◆ **Problem details**: An exact restatement of the data below, with the pictures removed, is the required answer.

◆ **Data shown**:
####################

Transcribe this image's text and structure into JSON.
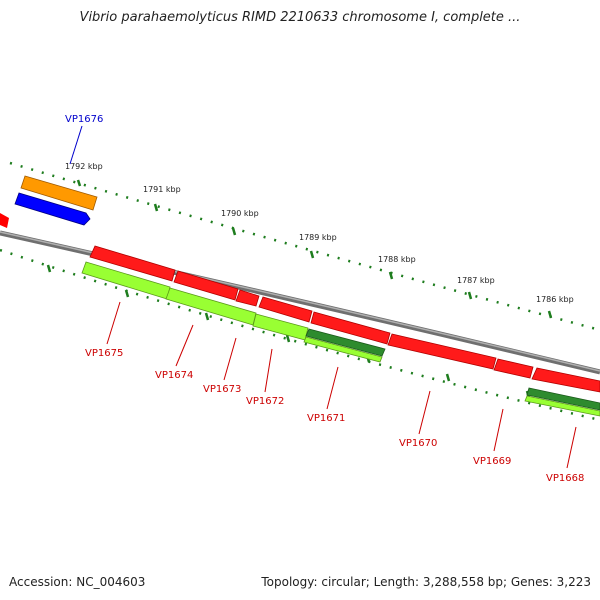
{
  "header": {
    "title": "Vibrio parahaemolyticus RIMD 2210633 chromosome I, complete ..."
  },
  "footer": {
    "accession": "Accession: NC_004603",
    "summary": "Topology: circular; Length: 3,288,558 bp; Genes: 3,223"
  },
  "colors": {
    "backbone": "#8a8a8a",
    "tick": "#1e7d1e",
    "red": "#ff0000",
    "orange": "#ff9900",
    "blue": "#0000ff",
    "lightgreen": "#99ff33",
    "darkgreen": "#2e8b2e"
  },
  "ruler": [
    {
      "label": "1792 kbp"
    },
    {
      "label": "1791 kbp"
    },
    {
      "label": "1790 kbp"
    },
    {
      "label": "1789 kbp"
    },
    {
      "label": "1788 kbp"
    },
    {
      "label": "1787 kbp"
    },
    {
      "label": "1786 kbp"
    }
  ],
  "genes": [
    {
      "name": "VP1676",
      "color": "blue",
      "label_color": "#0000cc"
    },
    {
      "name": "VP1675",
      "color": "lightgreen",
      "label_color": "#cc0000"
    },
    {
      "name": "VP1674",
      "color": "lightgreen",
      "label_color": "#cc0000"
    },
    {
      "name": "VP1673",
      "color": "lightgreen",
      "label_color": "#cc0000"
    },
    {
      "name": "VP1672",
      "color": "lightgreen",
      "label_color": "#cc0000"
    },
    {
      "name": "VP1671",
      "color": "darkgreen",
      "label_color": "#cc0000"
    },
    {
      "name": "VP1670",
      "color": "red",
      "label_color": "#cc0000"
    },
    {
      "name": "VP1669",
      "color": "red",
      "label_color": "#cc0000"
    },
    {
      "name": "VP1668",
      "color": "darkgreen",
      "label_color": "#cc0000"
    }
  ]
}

####################

◆ **Result**:
Transcribe this image's text and structure into JSON.
{
  "header": {
    "title": "Vibrio parahaemolyticus RIMD 2210633 chromosome I, complete ..."
  },
  "footer": {
    "accession": "Accession: NC_004603",
    "summary": "Topology: circular; Length: 3,288,558 bp; Genes: 3,223"
  },
  "colors": {
    "backbone": "#8a8a8a",
    "tick": "#1e7d1e",
    "red": "#ff0000",
    "orange": "#ff9900",
    "blue": "#0000ff",
    "lightgreen": "#99ff33",
    "darkgreen": "#2e8b2e"
  },
  "ruler": [
    {
      "label": "1792 kbp"
    },
    {
      "label": "1791 kbp"
    },
    {
      "label": "1790 kbp"
    },
    {
      "label": "1789 kbp"
    },
    {
      "label": "1788 kbp"
    },
    {
      "label": "1787 kbp"
    },
    {
      "label": "1786 kbp"
    }
  ],
  "genes": [
    {
      "name": "VP1676",
      "color": "blue",
      "label_color": "#0000cc"
    },
    {
      "name": "VP1675",
      "color": "lightgreen",
      "label_color": "#cc0000"
    },
    {
      "name": "VP1674",
      "color": "lightgreen",
      "label_color": "#cc0000"
    },
    {
      "name": "VP1673",
      "color": "lightgreen",
      "label_color": "#cc0000"
    },
    {
      "name": "VP1672",
      "color": "lightgreen",
      "label_color": "#cc0000"
    },
    {
      "name": "VP1671",
      "color": "darkgreen",
      "label_color": "#cc0000"
    },
    {
      "name": "VP1670",
      "color": "red",
      "label_color": "#cc0000"
    },
    {
      "name": "VP1669",
      "color": "red",
      "label_color": "#cc0000"
    },
    {
      "name": "VP1668",
      "color": "darkgreen",
      "label_color": "#cc0000"
    }
  ]
}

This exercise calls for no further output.